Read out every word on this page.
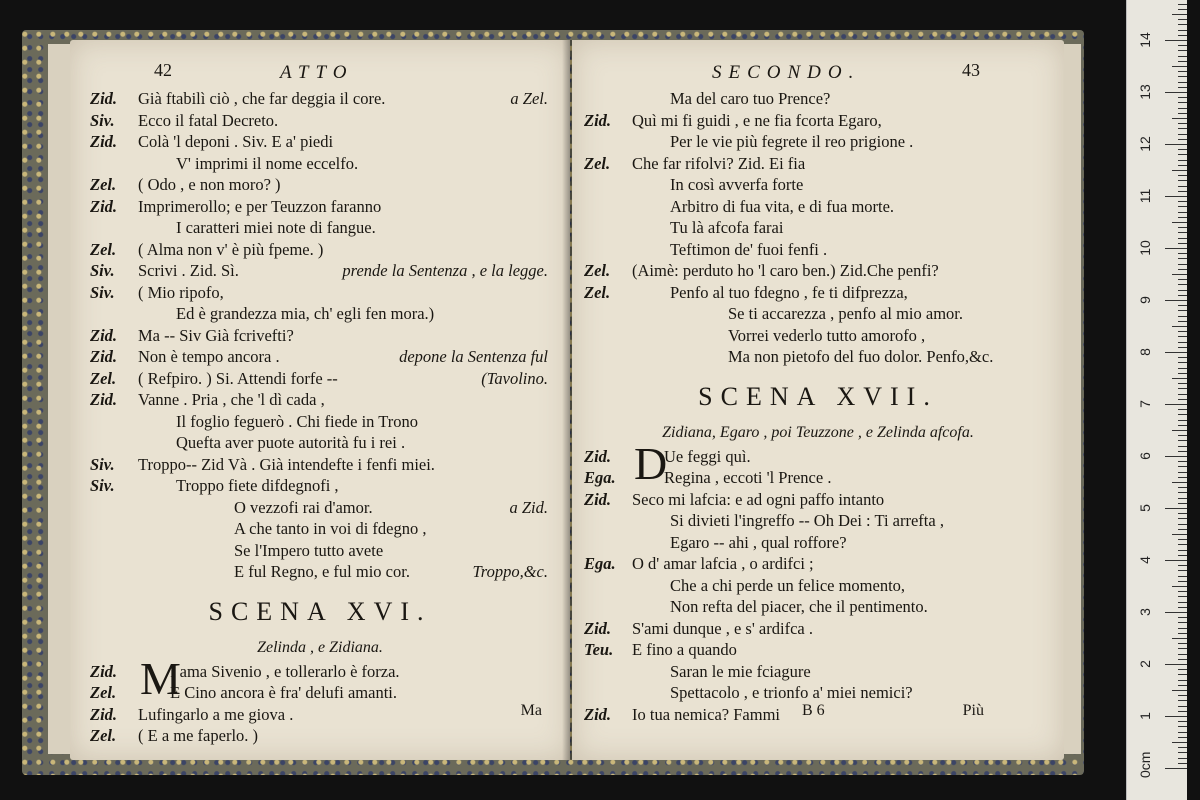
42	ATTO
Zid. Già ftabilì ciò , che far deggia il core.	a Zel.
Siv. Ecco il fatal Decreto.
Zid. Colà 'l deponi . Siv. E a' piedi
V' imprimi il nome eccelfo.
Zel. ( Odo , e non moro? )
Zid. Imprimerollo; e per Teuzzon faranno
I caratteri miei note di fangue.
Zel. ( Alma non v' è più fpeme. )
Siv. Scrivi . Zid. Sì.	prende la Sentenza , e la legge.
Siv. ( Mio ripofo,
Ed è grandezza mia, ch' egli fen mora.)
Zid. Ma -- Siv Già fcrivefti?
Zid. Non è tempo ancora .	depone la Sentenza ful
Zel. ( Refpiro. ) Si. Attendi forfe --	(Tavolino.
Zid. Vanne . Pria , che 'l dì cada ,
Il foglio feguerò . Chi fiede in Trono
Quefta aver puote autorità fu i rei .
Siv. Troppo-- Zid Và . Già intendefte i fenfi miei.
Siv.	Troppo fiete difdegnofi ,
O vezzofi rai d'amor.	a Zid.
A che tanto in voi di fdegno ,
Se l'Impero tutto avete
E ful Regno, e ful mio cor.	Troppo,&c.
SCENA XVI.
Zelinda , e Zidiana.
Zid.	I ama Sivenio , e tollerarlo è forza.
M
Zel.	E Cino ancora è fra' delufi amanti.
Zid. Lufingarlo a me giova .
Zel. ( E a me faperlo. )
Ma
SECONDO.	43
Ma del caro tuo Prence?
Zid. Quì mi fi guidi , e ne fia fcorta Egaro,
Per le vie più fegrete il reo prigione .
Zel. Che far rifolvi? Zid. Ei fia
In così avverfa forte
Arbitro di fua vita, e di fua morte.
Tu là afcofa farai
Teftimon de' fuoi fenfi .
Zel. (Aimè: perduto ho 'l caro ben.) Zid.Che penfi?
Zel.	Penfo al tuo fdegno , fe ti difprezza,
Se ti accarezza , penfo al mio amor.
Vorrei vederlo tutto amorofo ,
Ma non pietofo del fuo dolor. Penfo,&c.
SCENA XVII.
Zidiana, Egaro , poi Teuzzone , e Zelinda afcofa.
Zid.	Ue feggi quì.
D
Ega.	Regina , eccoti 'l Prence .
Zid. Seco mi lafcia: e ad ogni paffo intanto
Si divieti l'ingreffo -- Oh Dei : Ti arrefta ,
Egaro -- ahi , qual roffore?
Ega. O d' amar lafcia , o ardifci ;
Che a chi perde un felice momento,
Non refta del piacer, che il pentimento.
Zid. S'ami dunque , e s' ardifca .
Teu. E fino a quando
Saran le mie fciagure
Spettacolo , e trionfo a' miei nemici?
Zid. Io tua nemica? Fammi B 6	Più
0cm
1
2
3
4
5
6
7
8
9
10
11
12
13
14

Task directions
Return solely the number of lines in the data that include the word "afcofa".

Written solution
2